Give the number of lines containing the word "cold" and nothing more.

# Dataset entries
================
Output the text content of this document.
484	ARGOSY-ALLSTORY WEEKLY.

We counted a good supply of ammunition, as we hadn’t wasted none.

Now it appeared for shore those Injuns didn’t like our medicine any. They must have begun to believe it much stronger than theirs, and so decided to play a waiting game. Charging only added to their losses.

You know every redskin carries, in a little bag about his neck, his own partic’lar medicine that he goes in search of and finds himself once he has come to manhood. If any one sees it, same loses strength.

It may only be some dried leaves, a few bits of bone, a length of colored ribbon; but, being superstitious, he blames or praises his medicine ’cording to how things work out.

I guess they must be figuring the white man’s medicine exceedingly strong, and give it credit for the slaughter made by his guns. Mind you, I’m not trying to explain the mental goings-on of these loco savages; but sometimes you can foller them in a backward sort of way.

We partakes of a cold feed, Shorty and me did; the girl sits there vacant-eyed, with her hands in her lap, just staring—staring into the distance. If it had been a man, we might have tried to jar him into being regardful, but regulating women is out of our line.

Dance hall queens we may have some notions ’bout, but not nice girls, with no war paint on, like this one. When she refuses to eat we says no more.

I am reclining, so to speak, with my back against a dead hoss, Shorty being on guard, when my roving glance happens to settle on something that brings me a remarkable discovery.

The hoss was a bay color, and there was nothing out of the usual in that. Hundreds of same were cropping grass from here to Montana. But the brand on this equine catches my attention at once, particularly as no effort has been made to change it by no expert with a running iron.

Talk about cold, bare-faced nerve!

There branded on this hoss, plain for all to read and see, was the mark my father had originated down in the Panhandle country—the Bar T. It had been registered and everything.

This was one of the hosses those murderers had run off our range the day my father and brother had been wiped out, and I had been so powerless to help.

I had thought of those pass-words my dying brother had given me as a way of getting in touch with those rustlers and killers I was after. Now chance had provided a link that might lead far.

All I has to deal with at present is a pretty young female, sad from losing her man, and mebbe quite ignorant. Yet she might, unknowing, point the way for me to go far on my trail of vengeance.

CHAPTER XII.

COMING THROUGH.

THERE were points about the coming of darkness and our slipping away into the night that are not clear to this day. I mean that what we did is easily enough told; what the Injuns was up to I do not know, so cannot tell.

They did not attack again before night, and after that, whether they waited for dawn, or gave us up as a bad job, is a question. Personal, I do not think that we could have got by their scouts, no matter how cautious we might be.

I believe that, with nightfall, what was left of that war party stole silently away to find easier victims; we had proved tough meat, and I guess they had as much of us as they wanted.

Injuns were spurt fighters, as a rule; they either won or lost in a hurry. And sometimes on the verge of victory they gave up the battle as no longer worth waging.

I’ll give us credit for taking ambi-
================
# Final result
2